***** Dataset excerpts *****

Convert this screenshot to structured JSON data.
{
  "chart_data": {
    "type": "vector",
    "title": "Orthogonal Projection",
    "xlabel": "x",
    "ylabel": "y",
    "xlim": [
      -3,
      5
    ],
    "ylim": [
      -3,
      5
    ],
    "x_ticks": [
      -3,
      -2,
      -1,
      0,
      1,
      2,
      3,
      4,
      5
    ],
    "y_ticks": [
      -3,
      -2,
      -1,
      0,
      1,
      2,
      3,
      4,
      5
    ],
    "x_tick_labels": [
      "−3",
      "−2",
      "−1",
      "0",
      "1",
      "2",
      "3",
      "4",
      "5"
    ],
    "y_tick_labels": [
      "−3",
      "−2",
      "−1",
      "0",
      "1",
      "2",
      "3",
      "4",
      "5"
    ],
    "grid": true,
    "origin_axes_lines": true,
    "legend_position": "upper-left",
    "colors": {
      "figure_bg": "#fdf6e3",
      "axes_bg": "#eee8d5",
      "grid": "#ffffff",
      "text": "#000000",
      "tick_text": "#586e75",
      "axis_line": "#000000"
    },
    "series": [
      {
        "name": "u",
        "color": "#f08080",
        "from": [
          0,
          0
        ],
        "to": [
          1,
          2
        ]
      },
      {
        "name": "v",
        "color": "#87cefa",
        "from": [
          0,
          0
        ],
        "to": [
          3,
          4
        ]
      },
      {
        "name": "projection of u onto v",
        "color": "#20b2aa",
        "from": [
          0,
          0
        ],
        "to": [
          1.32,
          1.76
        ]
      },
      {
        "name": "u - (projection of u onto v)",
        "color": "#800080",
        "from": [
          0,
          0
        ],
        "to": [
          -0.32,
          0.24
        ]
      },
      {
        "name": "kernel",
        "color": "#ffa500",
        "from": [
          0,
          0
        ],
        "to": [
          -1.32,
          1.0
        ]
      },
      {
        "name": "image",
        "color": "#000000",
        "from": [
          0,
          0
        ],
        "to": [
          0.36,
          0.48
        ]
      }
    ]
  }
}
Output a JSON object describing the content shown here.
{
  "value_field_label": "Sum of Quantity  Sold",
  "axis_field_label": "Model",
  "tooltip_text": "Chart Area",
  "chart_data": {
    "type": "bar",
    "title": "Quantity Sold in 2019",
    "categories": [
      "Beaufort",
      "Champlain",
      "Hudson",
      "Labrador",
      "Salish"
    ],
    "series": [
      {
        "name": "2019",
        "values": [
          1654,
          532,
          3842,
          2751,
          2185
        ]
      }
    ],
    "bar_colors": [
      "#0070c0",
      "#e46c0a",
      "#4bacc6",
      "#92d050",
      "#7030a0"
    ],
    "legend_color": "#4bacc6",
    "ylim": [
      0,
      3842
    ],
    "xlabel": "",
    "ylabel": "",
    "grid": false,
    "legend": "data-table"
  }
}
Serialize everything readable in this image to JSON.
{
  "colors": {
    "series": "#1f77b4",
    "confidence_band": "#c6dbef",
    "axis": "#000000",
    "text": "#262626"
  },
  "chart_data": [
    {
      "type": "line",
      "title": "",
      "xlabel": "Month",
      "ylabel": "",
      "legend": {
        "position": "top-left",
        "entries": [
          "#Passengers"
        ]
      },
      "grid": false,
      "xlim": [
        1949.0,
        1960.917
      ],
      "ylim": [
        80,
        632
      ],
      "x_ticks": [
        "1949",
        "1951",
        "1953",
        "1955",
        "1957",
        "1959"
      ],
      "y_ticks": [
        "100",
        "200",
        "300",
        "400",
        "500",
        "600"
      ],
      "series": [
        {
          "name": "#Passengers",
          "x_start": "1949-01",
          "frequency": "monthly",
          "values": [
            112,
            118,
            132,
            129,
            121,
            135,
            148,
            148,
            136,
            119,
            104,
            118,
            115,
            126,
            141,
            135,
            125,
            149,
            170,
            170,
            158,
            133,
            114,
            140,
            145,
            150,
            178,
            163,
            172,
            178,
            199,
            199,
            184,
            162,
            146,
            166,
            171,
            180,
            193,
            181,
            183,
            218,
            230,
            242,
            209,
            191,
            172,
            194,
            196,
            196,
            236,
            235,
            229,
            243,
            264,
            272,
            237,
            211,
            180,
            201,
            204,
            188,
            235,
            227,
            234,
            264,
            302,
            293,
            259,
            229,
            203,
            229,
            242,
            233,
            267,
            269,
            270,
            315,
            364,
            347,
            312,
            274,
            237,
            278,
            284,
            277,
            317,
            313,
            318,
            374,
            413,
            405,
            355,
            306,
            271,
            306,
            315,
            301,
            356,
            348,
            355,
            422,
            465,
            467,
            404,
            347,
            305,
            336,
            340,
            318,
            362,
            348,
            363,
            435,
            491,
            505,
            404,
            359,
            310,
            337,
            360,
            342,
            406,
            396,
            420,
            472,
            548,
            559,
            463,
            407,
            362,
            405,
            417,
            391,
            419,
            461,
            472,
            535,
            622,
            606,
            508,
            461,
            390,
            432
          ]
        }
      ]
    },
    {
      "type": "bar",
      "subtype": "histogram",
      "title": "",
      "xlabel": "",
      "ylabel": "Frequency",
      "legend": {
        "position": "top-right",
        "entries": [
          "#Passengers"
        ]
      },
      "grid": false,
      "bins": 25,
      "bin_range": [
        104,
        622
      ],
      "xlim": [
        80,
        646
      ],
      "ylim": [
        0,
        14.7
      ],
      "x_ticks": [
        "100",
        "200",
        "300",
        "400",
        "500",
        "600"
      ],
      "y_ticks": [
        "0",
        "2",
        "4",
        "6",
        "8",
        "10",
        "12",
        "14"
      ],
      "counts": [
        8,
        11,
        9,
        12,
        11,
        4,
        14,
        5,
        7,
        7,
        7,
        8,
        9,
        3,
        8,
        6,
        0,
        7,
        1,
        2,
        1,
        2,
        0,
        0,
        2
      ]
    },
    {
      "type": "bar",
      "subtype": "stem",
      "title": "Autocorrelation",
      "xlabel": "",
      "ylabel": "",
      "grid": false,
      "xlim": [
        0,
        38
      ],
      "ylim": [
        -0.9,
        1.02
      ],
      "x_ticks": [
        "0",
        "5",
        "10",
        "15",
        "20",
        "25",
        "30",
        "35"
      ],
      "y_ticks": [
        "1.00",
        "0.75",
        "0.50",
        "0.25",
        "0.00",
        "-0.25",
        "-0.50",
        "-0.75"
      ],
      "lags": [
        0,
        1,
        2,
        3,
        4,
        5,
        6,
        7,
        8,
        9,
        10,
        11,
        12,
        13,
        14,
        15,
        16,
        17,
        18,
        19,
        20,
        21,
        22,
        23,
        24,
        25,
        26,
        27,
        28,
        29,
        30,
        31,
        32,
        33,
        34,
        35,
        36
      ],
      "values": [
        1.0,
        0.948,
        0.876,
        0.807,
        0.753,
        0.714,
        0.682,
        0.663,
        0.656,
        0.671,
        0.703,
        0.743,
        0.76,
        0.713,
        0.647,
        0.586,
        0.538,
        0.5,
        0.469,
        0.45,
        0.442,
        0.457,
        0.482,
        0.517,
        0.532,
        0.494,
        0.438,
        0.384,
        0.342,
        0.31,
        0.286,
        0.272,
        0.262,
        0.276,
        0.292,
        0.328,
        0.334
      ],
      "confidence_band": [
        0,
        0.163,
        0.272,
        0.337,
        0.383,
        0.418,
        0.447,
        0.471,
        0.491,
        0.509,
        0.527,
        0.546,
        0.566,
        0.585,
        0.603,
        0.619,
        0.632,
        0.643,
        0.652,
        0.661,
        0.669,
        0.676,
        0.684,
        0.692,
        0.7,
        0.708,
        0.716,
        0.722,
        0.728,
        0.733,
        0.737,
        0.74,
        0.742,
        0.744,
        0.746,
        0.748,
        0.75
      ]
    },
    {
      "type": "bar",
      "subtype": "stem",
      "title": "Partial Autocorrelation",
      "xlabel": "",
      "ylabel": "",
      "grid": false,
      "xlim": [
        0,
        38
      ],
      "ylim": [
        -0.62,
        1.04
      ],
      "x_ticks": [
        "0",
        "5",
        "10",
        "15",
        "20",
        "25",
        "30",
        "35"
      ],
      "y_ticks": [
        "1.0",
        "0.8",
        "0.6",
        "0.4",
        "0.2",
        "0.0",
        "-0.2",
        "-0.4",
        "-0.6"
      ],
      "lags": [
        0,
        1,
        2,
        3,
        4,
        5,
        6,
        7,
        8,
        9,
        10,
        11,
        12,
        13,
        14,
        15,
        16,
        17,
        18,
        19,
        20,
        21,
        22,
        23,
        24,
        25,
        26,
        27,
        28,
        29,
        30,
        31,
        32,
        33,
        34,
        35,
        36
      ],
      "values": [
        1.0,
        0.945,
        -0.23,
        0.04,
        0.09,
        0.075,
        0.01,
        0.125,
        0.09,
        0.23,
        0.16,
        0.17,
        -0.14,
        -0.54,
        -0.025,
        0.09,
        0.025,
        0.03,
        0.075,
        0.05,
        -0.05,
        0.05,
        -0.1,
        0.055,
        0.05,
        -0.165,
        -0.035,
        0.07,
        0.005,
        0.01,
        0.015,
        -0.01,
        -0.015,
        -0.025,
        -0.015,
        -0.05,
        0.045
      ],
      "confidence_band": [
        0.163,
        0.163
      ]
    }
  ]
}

*****

**Exercise aim:**
Gather up every line in the data above that contains the word "Sold", copying each one.

**Correct response:**
  "value_field_label": "Sum of Quantity  Sold",
    "title": "Quantity Sold in 2019",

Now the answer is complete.